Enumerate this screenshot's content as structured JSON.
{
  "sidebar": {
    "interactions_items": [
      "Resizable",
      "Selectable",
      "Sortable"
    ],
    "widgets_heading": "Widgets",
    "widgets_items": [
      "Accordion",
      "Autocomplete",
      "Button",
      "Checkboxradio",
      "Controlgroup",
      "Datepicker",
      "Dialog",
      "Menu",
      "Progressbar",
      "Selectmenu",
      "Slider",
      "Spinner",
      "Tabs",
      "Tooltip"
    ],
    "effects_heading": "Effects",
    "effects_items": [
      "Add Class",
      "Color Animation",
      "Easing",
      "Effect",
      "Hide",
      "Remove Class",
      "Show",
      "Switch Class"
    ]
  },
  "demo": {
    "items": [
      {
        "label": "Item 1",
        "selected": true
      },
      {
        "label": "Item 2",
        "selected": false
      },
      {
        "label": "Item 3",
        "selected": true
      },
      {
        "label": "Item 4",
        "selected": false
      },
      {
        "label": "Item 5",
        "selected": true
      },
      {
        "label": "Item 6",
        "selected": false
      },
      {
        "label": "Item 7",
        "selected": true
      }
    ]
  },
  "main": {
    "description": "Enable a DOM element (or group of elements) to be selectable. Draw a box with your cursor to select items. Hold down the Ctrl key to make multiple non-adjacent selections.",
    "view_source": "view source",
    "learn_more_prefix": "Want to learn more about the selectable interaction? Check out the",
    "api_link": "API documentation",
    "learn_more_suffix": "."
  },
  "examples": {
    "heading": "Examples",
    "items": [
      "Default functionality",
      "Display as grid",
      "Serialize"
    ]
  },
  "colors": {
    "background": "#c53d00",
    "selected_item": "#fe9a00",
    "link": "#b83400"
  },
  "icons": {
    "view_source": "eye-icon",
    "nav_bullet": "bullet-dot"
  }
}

══════════════════════════════

__Instructions for the task__
Repeat all the records. Match each line exactly.

__Solution__
Enumerate this screenshot's content as structured JSON.
{
  "sidebar": {
    "interactions_items": [
      "Resizable",
      "Selectable",
      "Sortable"
    ],
    "widgets_heading": "Widgets",
    "widgets_items": [
      "Accordion",
      "Autocomplete",
      "Button",
      "Checkboxradio",
      "Controlgroup",
      "Datepicker",
      "Dialog",
      "Menu",
      "Progressbar",
      "Selectmenu",
      "Slider",
      "Spinner",
      "Tabs",
      "Tooltip"
    ],
    "effects_heading": "Effects",
    "effects_items": [
      "Add Class",
      "Color Animation",
      "Easing",
      "Effect",
      "Hide",
      "Remove Class",
      "Show",
      "Switch Class"
    ]
  },
  "demo": {
    "items": [
      {
        "label": "Item 1",
        "selected": true
      },
      {
        "label": "Item 2",
        "selected": false
      },
      {
        "label": "Item 3",
        "selected": true
      },
      {
        "label": "Item 4",
        "selected": false
      },
      {
        "label": "Item 5",
        "selected": true
      },
      {
        "label": "Item 6",
        "selected": false
      },
      {
        "label": "Item 7",
        "selected": true
      }
    ]
  },
  "main": {
    "description": "Enable a DOM element (or group of elements) to be selectable. Draw a box with your cursor to select items. Hold down the Ctrl key to make multiple non-adjacent selections.",
    "view_source": "view source",
    "learn_more_prefix": "Want to learn more about the selectable interaction? Check out the",
    "api_link": "API documentation",
    "learn_more_suffix": "."
  },
  "examples": {
    "heading": "Examples",
    "items": [
      "Default functionality",
      "Display as grid",
      "Serialize"
    ]
  },
  "colors": {
    "background": "#c53d00",
    "selected_item": "#fe9a00",
    "link": "#b83400"
  },
  "icons": {
    "view_source": "eye-icon",
    "nav_bullet": "bullet-dot"
  }
}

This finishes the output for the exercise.